*Stated exercise:*
Extract the full listing below without altering a single character.

Figure record extracts

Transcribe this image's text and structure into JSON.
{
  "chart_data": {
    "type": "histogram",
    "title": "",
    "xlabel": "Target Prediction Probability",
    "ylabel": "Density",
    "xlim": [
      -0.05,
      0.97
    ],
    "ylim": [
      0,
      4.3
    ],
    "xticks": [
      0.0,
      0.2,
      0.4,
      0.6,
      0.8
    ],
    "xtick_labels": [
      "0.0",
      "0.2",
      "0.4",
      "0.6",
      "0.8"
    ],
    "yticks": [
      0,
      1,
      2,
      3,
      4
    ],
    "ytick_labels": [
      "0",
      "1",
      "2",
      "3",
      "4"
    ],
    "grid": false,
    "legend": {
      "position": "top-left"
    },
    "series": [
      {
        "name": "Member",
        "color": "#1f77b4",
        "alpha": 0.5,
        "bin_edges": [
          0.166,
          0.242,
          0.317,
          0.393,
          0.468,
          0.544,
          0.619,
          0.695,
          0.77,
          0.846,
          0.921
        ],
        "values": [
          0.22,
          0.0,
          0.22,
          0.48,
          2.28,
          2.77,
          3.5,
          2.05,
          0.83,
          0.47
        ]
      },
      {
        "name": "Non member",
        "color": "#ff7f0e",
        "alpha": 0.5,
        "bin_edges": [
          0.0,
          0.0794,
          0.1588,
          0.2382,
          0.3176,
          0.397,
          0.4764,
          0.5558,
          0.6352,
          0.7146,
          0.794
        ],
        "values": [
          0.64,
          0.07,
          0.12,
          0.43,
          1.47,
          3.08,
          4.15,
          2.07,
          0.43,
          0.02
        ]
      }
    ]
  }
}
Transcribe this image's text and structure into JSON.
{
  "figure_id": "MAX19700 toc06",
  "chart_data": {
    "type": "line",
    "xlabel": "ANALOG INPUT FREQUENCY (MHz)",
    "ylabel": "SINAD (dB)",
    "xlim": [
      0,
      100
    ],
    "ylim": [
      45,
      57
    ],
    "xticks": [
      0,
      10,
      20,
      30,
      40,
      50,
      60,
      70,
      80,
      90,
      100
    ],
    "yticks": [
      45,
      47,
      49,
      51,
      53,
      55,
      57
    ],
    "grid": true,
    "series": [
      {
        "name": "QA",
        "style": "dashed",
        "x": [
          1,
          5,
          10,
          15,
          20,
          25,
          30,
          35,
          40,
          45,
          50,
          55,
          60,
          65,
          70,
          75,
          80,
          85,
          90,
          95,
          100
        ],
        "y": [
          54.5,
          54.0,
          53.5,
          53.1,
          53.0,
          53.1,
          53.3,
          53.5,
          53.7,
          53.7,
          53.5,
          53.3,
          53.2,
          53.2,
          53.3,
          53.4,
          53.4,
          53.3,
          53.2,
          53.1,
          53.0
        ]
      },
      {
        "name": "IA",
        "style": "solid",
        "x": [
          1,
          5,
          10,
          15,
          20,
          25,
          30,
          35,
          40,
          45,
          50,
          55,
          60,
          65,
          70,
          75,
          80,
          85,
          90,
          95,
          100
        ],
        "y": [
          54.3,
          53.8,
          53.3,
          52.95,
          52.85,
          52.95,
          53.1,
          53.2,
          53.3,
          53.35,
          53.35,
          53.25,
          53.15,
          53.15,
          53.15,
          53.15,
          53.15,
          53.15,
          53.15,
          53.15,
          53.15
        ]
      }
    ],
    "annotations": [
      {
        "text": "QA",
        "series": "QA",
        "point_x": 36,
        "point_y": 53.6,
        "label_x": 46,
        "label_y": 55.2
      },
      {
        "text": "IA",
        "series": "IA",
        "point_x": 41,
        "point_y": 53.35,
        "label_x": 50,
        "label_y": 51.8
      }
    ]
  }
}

*Reply:*
Transcribe this image's text and structure into JSON.
{
  "chart_data": {
    "type": "histogram",
    "title": "",
    "xlabel": "Target Prediction Probability",
    "ylabel": "Density",
    "xlim": [
      -0.05,
      0.97
    ],
    "ylim": [
      0,
      4.3
    ],
    "xticks": [
      0.0,
      0.2,
      0.4,
      0.6,
      0.8
    ],
    "xtick_labels": [
      "0.0",
      "0.2",
      "0.4",
      "0.6",
      "0.8"
    ],
    "yticks": [
      0,
      1,
      2,
      3,
      4
    ],
    "ytick_labels": [
      "0",
      "1",
      "2",
      "3",
      "4"
    ],
    "grid": false,
    "legend": {
      "position": "top-left"
    },
    "series": [
      {
        "name": "Member",
        "color": "#1f77b4",
        "alpha": 0.5,
        "bin_edges": [
          0.166,
          0.242,
          0.317,
          0.393,
          0.468,
          0.544,
          0.619,
          0.695,
          0.77,
          0.846,
          0.921
        ],
        "values": [
          0.22,
          0.0,
          0.22,
          0.48,
          2.28,
          2.77,
          3.5,
          2.05,
          0.83,
          0.47
        ]
      },
      {
        "name": "Non member",
        "color": "#ff7f0e",
        "alpha": 0.5,
        "bin_edges": [
          0.0,
          0.0794,
          0.1588,
          0.2382,
          0.3176,
          0.397,
          0.4764,
          0.5558,
          0.6352,
          0.7146,
          0.794
        ],
        "values": [
          0.64,
          0.07,
          0.12,
          0.43,
          1.47,
          3.08,
          4.15,
          2.07,
          0.43,
          0.02
        ]
      }
    ]
  }
}
Transcribe this image's text and structure into JSON.
{
  "figure_id": "MAX19700 toc06",
  "chart_data": {
    "type": "line",
    "xlabel": "ANALOG INPUT FREQUENCY (MHz)",
    "ylabel": "SINAD (dB)",
    "xlim": [
      0,
      100
    ],
    "ylim": [
      45,
      57
    ],
    "xticks": [
      0,
      10,
      20,
      30,
      40,
      50,
      60,
      70,
      80,
      90,
      100
    ],
    "yticks": [
      45,
      47,
      49,
      51,
      53,
      55,
      57
    ],
    "grid": true,
    "series": [
      {
        "name": "QA",
        "style": "dashed",
        "x": [
          1,
          5,
          10,
          15,
          20,
          25,
          30,
          35,
          40,
          45,
          50,
          55,
          60,
          65,
          70,
          75,
          80,
          85,
          90,
          95,
          100
        ],
        "y": [
          54.5,
          54.0,
          53.5,
          53.1,
          53.0,
          53.1,
          53.3,
          53.5,
          53.7,
          53.7,
          53.5,
          53.3,
          53.2,
          53.2,
          53.3,
          53.4,
          53.4,
          53.3,
          53.2,
          53.1,
          53.0
        ]
      },
      {
        "name": "IA",
        "style": "solid",
        "x": [
          1,
          5,
          10,
          15,
          20,
          25,
          30,
          35,
          40,
          45,
          50,
          55,
          60,
          65,
          70,
          75,
          80,
          85,
          90,
          95,
          100
        ],
        "y": [
          54.3,
          53.8,
          53.3,
          52.95,
          52.85,
          52.95,
          53.1,
          53.2,
          53.3,
          53.35,
          53.35,
          53.25,
          53.15,
          53.15,
          53.15,
          53.15,
          53.15,
          53.15,
          53.15,
          53.15,
          53.15
        ]
      }
    ],
    "annotations": [
      {
        "text": "QA",
        "series": "QA",
        "point_x": 36,
        "point_y": 53.6,
        "label_x": 46,
        "label_y": 55.2
      },
      {
        "text": "IA",
        "series": "IA",
        "point_x": 41,
        "point_y": 53.35,
        "label_x": 50,
        "label_y": 51.8
      }
    ]
  }
}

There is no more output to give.